EXERCISE BRIEF:
In the data below, find every line that has the string "Sample", and copy it.

-- START RECORDS --

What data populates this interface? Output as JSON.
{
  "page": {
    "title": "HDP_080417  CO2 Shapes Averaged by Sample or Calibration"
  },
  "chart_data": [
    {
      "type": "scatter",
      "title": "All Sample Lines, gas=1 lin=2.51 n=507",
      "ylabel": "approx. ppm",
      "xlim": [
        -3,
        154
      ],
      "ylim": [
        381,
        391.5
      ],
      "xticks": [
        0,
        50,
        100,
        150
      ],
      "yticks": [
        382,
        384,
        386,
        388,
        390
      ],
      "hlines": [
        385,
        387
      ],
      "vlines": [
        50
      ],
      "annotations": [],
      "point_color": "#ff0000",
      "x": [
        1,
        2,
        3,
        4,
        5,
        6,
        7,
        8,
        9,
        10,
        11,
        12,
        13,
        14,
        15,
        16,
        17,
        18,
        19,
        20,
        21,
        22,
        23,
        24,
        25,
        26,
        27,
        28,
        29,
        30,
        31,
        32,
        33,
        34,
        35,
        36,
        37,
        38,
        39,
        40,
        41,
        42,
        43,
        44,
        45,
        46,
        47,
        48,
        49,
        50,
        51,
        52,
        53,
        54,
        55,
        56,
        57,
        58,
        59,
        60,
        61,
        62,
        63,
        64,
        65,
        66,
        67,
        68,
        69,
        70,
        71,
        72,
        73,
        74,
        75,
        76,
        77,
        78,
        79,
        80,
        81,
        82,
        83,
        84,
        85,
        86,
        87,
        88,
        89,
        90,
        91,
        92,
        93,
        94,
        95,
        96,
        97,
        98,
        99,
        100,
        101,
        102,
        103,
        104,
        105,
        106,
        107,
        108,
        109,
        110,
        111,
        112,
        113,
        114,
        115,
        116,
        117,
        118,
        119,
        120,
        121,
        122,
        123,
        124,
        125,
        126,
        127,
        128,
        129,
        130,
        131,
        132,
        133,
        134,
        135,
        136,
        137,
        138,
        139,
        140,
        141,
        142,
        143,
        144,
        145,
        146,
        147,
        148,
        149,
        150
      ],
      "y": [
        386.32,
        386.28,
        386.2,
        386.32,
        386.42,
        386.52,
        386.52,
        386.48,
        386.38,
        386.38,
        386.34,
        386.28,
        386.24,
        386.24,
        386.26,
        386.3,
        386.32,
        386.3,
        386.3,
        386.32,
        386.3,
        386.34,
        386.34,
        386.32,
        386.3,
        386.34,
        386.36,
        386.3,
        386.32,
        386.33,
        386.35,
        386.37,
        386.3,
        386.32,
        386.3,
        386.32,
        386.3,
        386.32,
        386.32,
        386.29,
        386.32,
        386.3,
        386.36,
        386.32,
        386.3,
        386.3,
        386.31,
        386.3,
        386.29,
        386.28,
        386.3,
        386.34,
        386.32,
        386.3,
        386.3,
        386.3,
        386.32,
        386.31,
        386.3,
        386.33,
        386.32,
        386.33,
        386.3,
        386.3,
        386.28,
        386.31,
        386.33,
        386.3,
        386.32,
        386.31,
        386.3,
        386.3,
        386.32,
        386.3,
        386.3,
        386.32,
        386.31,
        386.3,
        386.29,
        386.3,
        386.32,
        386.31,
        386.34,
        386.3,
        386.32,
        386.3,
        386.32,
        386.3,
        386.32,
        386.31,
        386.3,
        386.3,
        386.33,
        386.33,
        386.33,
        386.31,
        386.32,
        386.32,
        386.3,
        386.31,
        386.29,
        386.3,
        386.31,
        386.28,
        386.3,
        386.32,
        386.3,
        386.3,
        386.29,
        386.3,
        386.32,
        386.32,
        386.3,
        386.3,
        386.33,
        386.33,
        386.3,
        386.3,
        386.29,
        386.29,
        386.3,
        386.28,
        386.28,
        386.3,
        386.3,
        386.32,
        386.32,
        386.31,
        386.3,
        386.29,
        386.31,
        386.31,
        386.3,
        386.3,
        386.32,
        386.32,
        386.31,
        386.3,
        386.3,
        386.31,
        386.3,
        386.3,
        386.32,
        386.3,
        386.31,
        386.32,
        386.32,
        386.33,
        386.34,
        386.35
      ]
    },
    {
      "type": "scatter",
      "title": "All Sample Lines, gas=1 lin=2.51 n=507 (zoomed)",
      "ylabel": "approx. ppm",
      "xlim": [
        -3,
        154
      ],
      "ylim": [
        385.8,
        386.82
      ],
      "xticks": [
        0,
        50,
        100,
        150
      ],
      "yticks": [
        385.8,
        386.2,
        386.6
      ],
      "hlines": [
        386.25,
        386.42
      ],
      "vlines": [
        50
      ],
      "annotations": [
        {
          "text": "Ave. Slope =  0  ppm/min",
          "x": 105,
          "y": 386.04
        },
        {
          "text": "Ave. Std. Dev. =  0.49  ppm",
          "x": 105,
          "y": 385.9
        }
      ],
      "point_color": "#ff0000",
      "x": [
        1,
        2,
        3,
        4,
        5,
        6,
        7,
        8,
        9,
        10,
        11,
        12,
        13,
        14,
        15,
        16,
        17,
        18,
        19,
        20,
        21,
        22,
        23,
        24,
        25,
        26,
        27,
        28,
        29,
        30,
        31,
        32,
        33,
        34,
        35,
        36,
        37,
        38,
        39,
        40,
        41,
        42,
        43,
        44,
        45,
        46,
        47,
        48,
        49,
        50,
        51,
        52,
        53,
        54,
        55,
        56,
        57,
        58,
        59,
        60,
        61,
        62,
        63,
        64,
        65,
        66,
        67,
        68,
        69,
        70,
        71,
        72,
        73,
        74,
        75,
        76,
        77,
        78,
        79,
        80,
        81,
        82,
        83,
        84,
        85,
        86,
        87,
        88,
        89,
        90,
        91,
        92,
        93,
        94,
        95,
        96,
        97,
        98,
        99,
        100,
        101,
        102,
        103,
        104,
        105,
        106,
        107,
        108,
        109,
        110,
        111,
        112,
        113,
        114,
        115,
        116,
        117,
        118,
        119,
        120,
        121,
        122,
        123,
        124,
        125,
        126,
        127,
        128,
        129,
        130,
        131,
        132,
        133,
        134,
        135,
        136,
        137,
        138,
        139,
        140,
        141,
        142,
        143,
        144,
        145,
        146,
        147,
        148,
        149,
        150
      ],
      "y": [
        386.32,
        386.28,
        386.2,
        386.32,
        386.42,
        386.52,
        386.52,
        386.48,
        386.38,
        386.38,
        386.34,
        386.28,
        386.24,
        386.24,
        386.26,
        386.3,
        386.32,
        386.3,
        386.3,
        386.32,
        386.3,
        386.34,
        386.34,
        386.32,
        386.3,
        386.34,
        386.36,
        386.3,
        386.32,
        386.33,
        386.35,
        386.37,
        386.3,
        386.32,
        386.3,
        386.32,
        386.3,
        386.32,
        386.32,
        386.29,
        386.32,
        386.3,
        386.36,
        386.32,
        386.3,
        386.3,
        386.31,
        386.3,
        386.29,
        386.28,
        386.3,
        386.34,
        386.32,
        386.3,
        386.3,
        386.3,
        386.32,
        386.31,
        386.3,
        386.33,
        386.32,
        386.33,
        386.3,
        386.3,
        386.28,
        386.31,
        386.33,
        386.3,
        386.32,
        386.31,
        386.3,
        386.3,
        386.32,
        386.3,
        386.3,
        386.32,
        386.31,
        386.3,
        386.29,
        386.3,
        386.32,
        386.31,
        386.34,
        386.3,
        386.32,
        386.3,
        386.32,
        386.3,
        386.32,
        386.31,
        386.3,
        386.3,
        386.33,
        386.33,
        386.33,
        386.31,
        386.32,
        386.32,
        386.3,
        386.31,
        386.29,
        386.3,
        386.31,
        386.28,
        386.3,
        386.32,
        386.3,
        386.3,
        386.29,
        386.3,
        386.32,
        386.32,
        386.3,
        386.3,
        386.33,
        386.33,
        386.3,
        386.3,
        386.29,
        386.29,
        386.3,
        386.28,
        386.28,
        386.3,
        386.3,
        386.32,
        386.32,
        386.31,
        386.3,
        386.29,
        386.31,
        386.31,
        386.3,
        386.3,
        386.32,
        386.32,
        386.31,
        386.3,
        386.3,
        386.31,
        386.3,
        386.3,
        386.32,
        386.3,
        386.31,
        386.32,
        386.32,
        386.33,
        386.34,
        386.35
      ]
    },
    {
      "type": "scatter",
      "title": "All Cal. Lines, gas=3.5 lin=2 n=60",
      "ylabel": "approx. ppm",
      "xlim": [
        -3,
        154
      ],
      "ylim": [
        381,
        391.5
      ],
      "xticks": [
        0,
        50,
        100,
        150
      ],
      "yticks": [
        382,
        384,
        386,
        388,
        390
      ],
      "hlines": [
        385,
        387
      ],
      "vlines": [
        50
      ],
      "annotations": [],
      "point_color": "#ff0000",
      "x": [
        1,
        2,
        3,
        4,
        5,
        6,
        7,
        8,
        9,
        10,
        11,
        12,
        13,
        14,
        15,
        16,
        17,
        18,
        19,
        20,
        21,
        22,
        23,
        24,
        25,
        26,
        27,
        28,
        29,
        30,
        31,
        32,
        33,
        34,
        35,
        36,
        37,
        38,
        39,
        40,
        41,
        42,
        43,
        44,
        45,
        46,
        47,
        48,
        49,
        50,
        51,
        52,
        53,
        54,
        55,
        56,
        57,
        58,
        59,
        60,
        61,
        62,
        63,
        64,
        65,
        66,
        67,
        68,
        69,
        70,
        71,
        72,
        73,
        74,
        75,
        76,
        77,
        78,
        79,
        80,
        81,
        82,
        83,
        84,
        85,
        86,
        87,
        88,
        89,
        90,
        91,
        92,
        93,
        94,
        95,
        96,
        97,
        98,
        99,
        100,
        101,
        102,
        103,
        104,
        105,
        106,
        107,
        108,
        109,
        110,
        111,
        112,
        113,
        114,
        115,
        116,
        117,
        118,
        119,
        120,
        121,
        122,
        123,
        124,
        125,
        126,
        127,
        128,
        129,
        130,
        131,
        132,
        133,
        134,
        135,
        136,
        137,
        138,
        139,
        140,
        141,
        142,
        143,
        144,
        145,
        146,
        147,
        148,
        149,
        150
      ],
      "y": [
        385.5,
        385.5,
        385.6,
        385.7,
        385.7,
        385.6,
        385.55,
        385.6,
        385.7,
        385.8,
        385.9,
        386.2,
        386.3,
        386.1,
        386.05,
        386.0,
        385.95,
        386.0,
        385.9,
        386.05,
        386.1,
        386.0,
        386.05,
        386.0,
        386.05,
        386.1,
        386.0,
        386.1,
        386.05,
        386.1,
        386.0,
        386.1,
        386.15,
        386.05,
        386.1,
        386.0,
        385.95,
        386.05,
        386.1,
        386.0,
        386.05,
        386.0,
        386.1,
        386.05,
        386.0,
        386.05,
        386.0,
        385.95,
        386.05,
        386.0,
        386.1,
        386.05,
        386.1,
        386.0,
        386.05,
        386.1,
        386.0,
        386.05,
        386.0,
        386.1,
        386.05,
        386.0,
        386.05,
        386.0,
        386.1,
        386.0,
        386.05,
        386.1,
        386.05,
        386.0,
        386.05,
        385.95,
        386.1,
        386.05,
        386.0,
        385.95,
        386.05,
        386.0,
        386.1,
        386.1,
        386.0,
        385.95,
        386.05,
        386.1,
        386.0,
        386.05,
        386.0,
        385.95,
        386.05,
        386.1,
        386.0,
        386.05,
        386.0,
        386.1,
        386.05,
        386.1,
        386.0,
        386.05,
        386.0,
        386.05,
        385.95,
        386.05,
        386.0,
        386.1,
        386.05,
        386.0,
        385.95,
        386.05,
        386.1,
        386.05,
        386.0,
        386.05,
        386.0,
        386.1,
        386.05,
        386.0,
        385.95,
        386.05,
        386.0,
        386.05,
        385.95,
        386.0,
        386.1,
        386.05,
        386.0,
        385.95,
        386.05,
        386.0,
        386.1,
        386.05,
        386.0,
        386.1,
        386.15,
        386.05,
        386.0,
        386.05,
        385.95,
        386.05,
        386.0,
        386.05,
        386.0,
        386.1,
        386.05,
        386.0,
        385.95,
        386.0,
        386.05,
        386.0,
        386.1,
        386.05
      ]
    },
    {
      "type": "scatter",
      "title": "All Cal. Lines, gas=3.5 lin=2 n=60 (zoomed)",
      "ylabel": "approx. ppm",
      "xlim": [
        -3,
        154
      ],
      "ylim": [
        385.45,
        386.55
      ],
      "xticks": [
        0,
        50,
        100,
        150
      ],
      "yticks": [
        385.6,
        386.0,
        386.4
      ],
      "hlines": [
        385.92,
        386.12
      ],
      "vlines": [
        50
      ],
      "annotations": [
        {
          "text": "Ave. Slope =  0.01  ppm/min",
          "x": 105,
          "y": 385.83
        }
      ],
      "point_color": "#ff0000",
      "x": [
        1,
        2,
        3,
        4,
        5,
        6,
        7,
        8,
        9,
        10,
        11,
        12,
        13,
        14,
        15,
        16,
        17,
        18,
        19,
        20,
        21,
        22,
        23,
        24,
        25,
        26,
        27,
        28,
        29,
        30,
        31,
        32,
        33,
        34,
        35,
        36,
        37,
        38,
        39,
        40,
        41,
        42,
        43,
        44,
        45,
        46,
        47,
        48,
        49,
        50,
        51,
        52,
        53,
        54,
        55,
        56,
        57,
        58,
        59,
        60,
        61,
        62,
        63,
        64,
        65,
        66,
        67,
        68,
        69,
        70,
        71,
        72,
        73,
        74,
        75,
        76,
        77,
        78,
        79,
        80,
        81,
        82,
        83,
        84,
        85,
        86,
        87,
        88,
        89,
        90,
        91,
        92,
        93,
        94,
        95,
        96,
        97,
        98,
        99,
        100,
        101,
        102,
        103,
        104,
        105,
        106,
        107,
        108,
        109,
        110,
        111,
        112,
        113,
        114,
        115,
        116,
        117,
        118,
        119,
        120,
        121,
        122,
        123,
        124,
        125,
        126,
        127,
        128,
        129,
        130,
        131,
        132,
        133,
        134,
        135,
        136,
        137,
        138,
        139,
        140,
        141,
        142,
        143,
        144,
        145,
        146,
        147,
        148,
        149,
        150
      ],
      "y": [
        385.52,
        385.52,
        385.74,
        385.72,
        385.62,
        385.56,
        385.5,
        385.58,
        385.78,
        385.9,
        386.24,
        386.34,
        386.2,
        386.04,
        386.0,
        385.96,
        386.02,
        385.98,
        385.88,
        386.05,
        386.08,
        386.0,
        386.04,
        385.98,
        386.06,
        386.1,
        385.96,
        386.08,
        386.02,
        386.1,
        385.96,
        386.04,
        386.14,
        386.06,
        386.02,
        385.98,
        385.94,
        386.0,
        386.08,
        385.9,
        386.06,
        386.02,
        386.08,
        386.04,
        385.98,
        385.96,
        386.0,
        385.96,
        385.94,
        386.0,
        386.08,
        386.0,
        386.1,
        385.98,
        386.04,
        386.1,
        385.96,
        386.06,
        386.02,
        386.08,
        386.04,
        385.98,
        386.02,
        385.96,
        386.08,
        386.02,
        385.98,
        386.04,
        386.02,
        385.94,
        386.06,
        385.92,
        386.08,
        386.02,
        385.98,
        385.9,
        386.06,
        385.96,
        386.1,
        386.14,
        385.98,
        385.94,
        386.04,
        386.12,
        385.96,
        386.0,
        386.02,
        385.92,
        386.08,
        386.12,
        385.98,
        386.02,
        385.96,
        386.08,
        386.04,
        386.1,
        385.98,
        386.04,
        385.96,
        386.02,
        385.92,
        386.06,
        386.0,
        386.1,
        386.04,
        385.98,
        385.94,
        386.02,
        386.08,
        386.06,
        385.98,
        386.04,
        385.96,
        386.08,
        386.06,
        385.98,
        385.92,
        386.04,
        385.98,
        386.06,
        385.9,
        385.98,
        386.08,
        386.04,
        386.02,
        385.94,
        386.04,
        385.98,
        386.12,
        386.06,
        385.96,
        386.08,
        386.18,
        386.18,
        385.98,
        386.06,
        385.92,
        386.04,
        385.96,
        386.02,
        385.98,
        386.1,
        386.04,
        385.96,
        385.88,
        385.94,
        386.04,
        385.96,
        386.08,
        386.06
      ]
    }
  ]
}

-- END RECORDS --

TASK SOLUTION:
    "title": "HDP_080417  CO2 Shapes Averaged by Sample or Calibration"
      "title": "All Sample Lines, gas=1 lin=2.51 n=507",
      "title": "All Sample Lines, gas=1 lin=2.51 n=507 (zoomed)",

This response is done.